— AIM OF THE TASK —
Pick out each line in these entries that contains the string "łóżko".

— RECORDS PROVIDED —

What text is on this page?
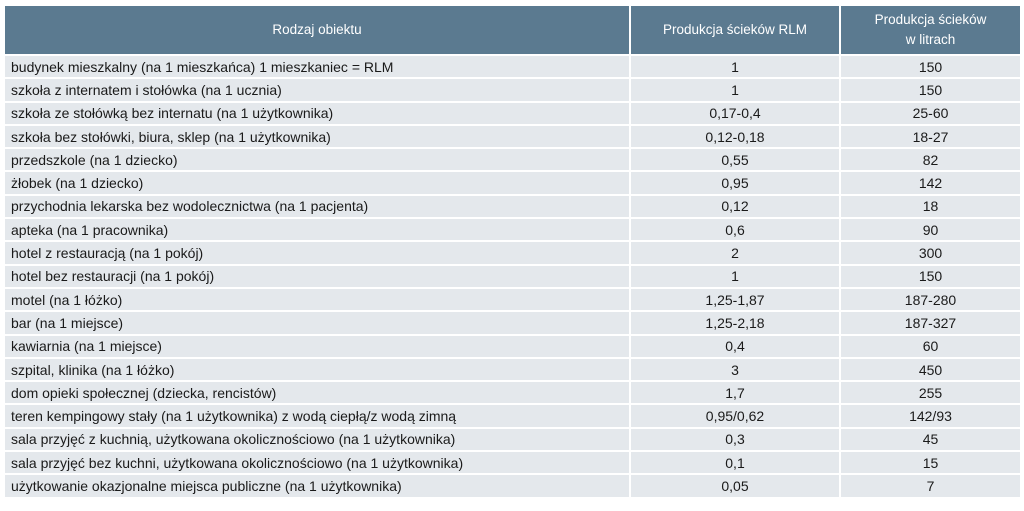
Rodzaj obiektu	Produkcja ścieków RLM	Produkcja ścieków
w litrach
budynek mieszkalny (na 1 mieszkańca) 1 mieszkaniec = RLM	1	150
szkoła z internatem i stołówka (na 1 ucznia)	1	150
szkoła ze stołówką bez internatu (na 1 użytkownika)	0,17-0,4	25-60
szkoła bez stołówki, biura, sklep (na 1 użytkownika)	0,12-0,18	18-27
przedszkole (na 1 dziecko)	0,55	82
żłobek (na 1 dziecko)	0,95	142
przychodnia lekarska bez wodolecznictwa (na 1 pacjenta)	0,12	18
apteka (na 1 pracownika)	0,6	90
hotel z restauracją (na 1 pokój)	2	300
hotel bez restauracji (na 1 pokój)	1	150
motel (na 1 łóżko)	1,25-1,87	187-280
bar (na 1 miejsce)	1,25-2,18	187-327
kawiarnia (na 1 miejsce)	0,4	60
szpital, klinika (na 1 łóżko)	3	450
dom opieki społecznej (dziecka, rencistów)	1,7	255
teren kempingowy stały (na 1 użytkownika) z wodą ciepłą/z wodą zimną	0,95/0,62	142/93
sala przyjęć z kuchnią, użytkowana okolicznościowo (na 1 użytkownika)	0,3	45
sala przyjęć bez kuchni, użytkowana okolicznościowo (na 1 użytkownika)	0,1	15
użytkowanie okazjonalne miejsca publiczne (na 1 użytkownika)	0,05	7
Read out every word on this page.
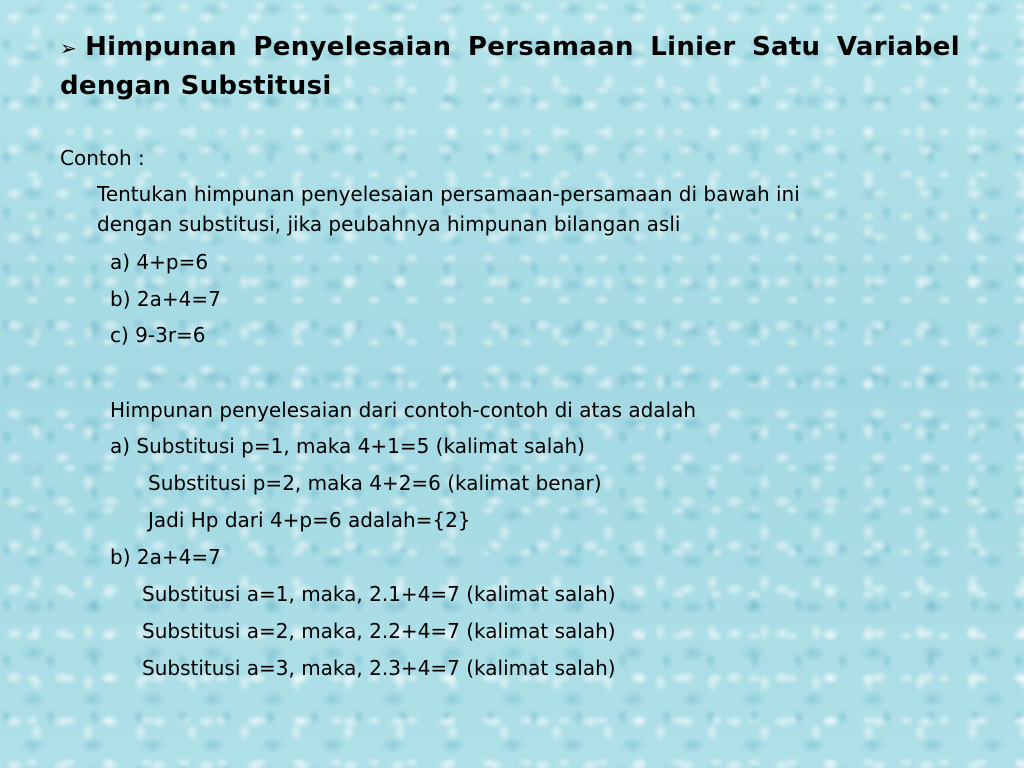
➢ Himpunan Penyelesaian Persamaan Linier Satu Variabel
dengan Substitusi
Contoh :
Tentukan himpunan penyelesaian persamaan-persamaan di bawah ini
dengan substitusi, jika peubahnya himpunan bilangan asli
a) 4+p=6
b) 2a+4=7
c) 9-3r=6
Himpunan penyelesaian dari contoh-contoh di atas adalah
a) Substitusi p=1, maka 4+1=5 (kalimat salah)
Substitusi p=2, maka 4+2=6 (kalimat benar)
Jadi Hp dari 4+p=6 adalah={2}
b) 2a+4=7
Substitusi a=1, maka, 2.1+4=7 (kalimat salah)
Substitusi a=2, maka, 2.2+4=7 (kalimat salah)
Substitusi a=3, maka, 2.3+4=7 (kalimat salah)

— TASK SOLUTION —
motel (na 1 łóżko)	1,25-1,87	187-280
szpital, klinika (na 1 łóżko)	3	450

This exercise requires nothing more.